Given information —
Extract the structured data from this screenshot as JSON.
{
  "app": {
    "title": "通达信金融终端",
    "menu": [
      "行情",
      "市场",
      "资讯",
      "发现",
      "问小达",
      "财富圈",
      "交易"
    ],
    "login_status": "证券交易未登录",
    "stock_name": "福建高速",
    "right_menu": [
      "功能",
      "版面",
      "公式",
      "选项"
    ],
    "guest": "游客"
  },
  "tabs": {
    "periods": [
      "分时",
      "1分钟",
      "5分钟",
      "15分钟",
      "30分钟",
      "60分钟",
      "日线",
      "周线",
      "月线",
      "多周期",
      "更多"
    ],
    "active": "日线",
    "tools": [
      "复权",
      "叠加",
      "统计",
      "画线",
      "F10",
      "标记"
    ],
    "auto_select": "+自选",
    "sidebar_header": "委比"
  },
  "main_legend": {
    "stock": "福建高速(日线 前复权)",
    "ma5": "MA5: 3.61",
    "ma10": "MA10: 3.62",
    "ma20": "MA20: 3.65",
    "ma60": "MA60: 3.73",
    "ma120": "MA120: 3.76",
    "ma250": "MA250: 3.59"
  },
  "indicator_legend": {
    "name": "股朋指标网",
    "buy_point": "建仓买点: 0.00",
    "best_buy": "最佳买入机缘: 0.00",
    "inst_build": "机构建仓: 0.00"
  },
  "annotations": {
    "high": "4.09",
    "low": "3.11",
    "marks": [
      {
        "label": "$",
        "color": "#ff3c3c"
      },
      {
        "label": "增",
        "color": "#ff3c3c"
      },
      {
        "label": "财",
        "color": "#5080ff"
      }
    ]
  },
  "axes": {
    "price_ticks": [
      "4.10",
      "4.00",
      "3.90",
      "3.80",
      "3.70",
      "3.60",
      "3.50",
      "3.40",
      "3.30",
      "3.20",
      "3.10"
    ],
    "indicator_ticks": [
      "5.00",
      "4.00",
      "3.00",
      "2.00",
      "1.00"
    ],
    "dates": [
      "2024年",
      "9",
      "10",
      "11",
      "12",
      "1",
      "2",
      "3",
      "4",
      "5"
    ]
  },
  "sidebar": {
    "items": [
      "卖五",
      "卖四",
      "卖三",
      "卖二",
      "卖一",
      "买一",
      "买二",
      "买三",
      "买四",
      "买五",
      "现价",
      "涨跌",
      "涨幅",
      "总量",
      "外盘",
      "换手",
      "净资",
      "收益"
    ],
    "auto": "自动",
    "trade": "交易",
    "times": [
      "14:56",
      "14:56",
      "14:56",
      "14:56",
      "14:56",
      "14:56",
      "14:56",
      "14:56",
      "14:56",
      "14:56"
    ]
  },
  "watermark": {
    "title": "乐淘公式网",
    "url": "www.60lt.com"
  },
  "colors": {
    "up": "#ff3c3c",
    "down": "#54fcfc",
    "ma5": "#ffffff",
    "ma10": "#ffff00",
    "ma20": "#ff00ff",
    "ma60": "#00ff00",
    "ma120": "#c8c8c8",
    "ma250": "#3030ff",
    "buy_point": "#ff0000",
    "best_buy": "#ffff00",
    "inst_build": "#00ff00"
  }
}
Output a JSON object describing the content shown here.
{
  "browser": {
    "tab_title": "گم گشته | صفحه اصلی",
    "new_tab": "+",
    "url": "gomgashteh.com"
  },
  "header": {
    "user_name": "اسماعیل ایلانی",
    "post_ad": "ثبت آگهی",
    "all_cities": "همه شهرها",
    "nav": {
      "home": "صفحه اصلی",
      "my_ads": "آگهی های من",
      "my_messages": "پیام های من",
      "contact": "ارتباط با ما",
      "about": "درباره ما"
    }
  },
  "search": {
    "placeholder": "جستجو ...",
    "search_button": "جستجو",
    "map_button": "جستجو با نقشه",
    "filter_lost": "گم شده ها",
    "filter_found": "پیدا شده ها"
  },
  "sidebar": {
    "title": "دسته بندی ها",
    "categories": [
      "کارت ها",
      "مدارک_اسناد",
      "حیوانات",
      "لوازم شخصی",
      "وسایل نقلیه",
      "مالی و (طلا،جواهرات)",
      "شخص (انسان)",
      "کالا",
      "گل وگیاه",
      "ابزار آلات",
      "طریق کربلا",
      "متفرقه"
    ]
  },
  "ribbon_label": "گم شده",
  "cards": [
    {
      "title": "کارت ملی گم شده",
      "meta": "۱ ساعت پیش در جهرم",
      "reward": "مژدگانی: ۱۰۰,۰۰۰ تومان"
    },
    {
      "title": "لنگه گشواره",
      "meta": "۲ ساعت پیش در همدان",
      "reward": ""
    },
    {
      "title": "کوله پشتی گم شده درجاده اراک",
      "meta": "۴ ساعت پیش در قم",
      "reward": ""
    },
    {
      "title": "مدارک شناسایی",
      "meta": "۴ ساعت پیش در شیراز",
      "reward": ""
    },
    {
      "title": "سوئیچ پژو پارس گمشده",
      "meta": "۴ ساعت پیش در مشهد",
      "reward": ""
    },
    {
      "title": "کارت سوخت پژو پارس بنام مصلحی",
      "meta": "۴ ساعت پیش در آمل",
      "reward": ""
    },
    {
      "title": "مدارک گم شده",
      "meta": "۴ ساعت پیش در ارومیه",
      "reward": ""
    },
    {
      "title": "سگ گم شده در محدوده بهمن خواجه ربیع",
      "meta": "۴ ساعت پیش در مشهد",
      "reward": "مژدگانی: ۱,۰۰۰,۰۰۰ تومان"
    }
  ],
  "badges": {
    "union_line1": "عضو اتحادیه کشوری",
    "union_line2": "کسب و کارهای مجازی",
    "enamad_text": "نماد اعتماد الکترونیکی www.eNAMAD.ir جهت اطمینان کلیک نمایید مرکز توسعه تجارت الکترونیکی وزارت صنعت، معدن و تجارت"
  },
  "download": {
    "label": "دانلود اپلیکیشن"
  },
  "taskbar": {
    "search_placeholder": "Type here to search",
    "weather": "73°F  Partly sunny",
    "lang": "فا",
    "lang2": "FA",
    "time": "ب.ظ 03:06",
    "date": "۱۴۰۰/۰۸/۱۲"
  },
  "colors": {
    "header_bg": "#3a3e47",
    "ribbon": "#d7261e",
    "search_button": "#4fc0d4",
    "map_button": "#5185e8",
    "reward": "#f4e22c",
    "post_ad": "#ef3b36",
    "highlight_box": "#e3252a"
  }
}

Exercise aim — Nothing should be changed: write out all of the data as is.

Solved problem —
Extract the structured data from this screenshot as JSON.
{
  "app": {
    "title": "通达信金融终端",
    "menu": [
      "行情",
      "市场",
      "资讯",
      "发现",
      "问小达",
      "财富圈",
      "交易"
    ],
    "login_status": "证券交易未登录",
    "stock_name": "福建高速",
    "right_menu": [
      "功能",
      "版面",
      "公式",
      "选项"
    ],
    "guest": "游客"
  },
  "tabs": {
    "periods": [
      "分时",
      "1分钟",
      "5分钟",
      "15分钟",
      "30分钟",
      "60分钟",
      "日线",
      "周线",
      "月线",
      "多周期",
      "更多"
    ],
    "active": "日线",
    "tools": [
      "复权",
      "叠加",
      "统计",
      "画线",
      "F10",
      "标记"
    ],
    "auto_select": "+自选",
    "sidebar_header": "委比"
  },
  "main_legend": {
    "stock": "福建高速(日线 前复权)",
    "ma5": "MA5: 3.61",
    "ma10": "MA10: 3.62",
    "ma20": "MA20: 3.65",
    "ma60": "MA60: 3.73",
    "ma120": "MA120: 3.76",
    "ma250": "MA250: 3.59"
  },
  "indicator_legend": {
    "name": "股朋指标网",
    "buy_point": "建仓买点: 0.00",
    "best_buy": "最佳买入机缘: 0.00",
    "inst_build": "机构建仓: 0.00"
  },
  "annotations": {
    "high": "4.09",
    "low": "3.11",
    "marks": [
      {
        "label": "$",
        "color": "#ff3c3c"
      },
      {
        "label": "增",
        "color": "#ff3c3c"
      },
      {
        "label": "财",
        "color": "#5080ff"
      }
    ]
  },
  "axes": {
    "price_ticks": [
      "4.10",
      "4.00",
      "3.90",
      "3.80",
      "3.70",
      "3.60",
      "3.50",
      "3.40",
      "3.30",
      "3.20",
      "3.10"
    ],
    "indicator_ticks": [
      "5.00",
      "4.00",
      "3.00",
      "2.00",
      "1.00"
    ],
    "dates": [
      "2024年",
      "9",
      "10",
      "11",
      "12",
      "1",
      "2",
      "3",
      "4",
      "5"
    ]
  },
  "sidebar": {
    "items": [
      "卖五",
      "卖四",
      "卖三",
      "卖二",
      "卖一",
      "买一",
      "买二",
      "买三",
      "买四",
      "买五",
      "现价",
      "涨跌",
      "涨幅",
      "总量",
      "外盘",
      "换手",
      "净资",
      "收益"
    ],
    "auto": "自动",
    "trade": "交易",
    "times": [
      "14:56",
      "14:56",
      "14:56",
      "14:56",
      "14:56",
      "14:56",
      "14:56",
      "14:56",
      "14:56",
      "14:56"
    ]
  },
  "watermark": {
    "title": "乐淘公式网",
    "url": "www.60lt.com"
  },
  "colors": {
    "up": "#ff3c3c",
    "down": "#54fcfc",
    "ma5": "#ffffff",
    "ma10": "#ffff00",
    "ma20": "#ff00ff",
    "ma60": "#00ff00",
    "ma120": "#c8c8c8",
    "ma250": "#3030ff",
    "buy_point": "#ff0000",
    "best_buy": "#ffff00",
    "inst_build": "#00ff00"
  }
}
Output a JSON object describing the content shown here.
{
  "browser": {
    "tab_title": "گم گشته | صفحه اصلی",
    "new_tab": "+",
    "url": "gomgashteh.com"
  },
  "header": {
    "user_name": "اسماعیل ایلانی",
    "post_ad": "ثبت آگهی",
    "all_cities": "همه شهرها",
    "nav": {
      "home": "صفحه اصلی",
      "my_ads": "آگهی های من",
      "my_messages": "پیام های من",
      "contact": "ارتباط با ما",
      "about": "درباره ما"
    }
  },
  "search": {
    "placeholder": "جستجو ...",
    "search_button": "جستجو",
    "map_button": "جستجو با نقشه",
    "filter_lost": "گم شده ها",
    "filter_found": "پیدا شده ها"
  },
  "sidebar": {
    "title": "دسته بندی ها",
    "categories": [
      "کارت ها",
      "مدارک_اسناد",
      "حیوانات",
      "لوازم شخصی",
      "وسایل نقلیه",
      "مالی و (طلا،جواهرات)",
      "شخص (انسان)",
      "کالا",
      "گل وگیاه",
      "ابزار آلات",
      "طریق کربلا",
      "متفرقه"
    ]
  },
  "ribbon_label": "گم شده",
  "cards": [
    {
      "title": "کارت ملی گم شده",
      "meta": "۱ ساعت پیش در جهرم",
      "reward": "مژدگانی: ۱۰۰,۰۰۰ تومان"
    },
    {
      "title": "لنگه گشواره",
      "meta": "۲ ساعت پیش در همدان",
      "reward": ""
    },
    {
      "title": "کوله پشتی گم شده درجاده اراک",
      "meta": "۴ ساعت پیش در قم",
      "reward": ""
    },
    {
      "title": "مدارک شناسایی",
      "meta": "۴ ساعت پیش در شیراز",
      "reward": ""
    },
    {
      "title": "سوئیچ پژو پارس گمشده",
      "meta": "۴ ساعت پیش در مشهد",
      "reward": ""
    },
    {
      "title": "کارت سوخت پژو پارس بنام مصلحی",
      "meta": "۴ ساعت پیش در آمل",
      "reward": ""
    },
    {
      "title": "مدارک گم شده",
      "meta": "۴ ساعت پیش در ارومیه",
      "reward": ""
    },
    {
      "title": "سگ گم شده در محدوده بهمن خواجه ربیع",
      "meta": "۴ ساعت پیش در مشهد",
      "reward": "مژدگانی: ۱,۰۰۰,۰۰۰ تومان"
    }
  ],
  "badges": {
    "union_line1": "عضو اتحادیه کشوری",
    "union_line2": "کسب و کارهای مجازی",
    "enamad_text": "نماد اعتماد الکترونیکی www.eNAMAD.ir جهت اطمینان کلیک نمایید مرکز توسعه تجارت الکترونیکی وزارت صنعت، معدن و تجارت"
  },
  "download": {
    "label": "دانلود اپلیکیشن"
  },
  "taskbar": {
    "search_placeholder": "Type here to search",
    "weather": "73°F  Partly sunny",
    "lang": "فا",
    "lang2": "FA",
    "time": "ب.ظ 03:06",
    "date": "۱۴۰۰/۰۸/۱۲"
  },
  "colors": {
    "header_bg": "#3a3e47",
    "ribbon": "#d7261e",
    "search_button": "#4fc0d4",
    "map_button": "#5185e8",
    "reward": "#f4e22c",
    "post_ad": "#ef3b36",
    "highlight_box": "#e3252a"
  }
}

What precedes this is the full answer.